The exercise -
In the data, extract each line that holds the string "System".

— START —

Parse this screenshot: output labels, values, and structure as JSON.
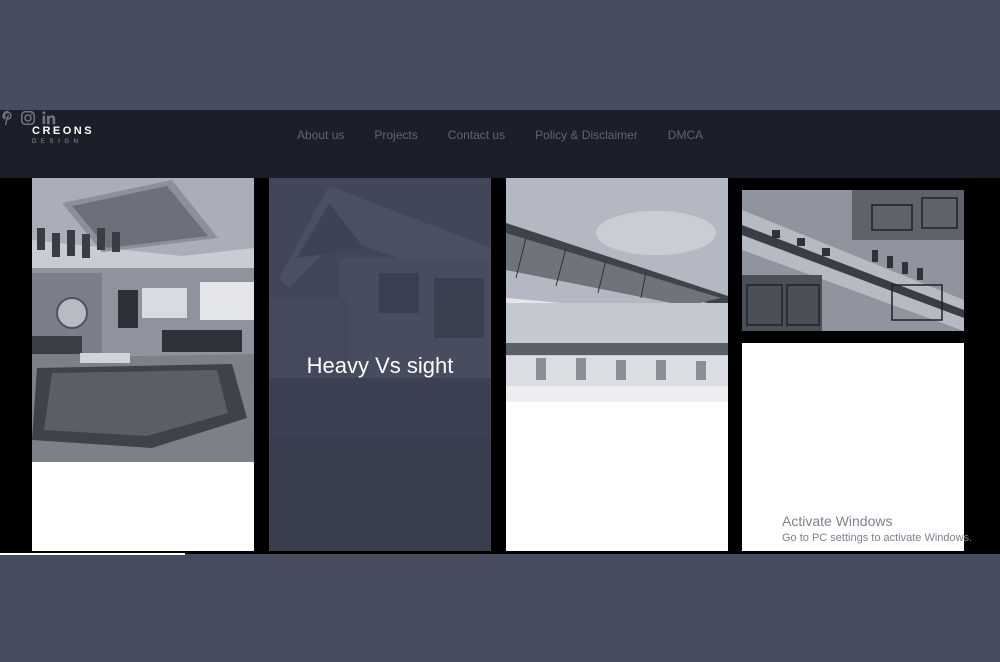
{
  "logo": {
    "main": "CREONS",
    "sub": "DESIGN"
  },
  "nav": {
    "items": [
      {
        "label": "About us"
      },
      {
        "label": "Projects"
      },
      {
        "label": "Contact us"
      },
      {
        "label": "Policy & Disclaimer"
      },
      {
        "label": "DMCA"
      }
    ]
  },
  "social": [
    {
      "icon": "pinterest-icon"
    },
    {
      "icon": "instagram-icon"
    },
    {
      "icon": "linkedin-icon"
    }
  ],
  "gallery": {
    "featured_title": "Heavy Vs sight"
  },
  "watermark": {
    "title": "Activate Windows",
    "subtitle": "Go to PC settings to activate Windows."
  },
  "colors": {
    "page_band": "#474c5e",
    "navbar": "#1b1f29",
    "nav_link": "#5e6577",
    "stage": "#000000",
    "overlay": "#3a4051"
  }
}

— END —
— START —

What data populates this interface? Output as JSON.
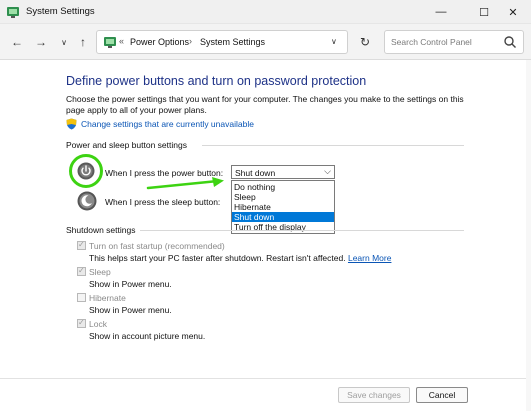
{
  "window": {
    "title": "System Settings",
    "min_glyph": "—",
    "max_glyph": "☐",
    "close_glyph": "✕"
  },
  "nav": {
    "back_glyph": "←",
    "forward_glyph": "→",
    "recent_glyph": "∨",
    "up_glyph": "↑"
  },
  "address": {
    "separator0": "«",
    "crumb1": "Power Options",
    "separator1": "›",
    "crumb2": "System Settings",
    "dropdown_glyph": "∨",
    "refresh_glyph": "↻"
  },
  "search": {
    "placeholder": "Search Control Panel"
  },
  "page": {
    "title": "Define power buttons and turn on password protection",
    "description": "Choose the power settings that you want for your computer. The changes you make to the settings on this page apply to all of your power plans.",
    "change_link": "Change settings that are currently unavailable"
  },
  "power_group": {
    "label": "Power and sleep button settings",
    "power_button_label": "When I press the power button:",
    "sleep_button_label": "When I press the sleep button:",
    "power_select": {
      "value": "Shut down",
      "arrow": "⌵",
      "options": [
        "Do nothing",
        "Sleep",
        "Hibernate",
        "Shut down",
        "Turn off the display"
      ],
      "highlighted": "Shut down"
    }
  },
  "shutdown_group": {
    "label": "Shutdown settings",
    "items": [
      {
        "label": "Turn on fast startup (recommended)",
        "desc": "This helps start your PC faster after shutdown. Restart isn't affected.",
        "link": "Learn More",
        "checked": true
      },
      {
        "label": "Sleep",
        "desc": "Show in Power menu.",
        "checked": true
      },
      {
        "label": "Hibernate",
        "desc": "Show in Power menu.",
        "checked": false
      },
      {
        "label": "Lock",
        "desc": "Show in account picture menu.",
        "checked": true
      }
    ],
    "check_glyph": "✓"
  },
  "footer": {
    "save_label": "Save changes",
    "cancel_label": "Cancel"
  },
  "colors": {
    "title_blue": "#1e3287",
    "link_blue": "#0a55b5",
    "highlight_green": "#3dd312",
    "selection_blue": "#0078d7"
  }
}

— END —

Correct answer -
    "title": "System Settings",
    "crumb2": "System Settings",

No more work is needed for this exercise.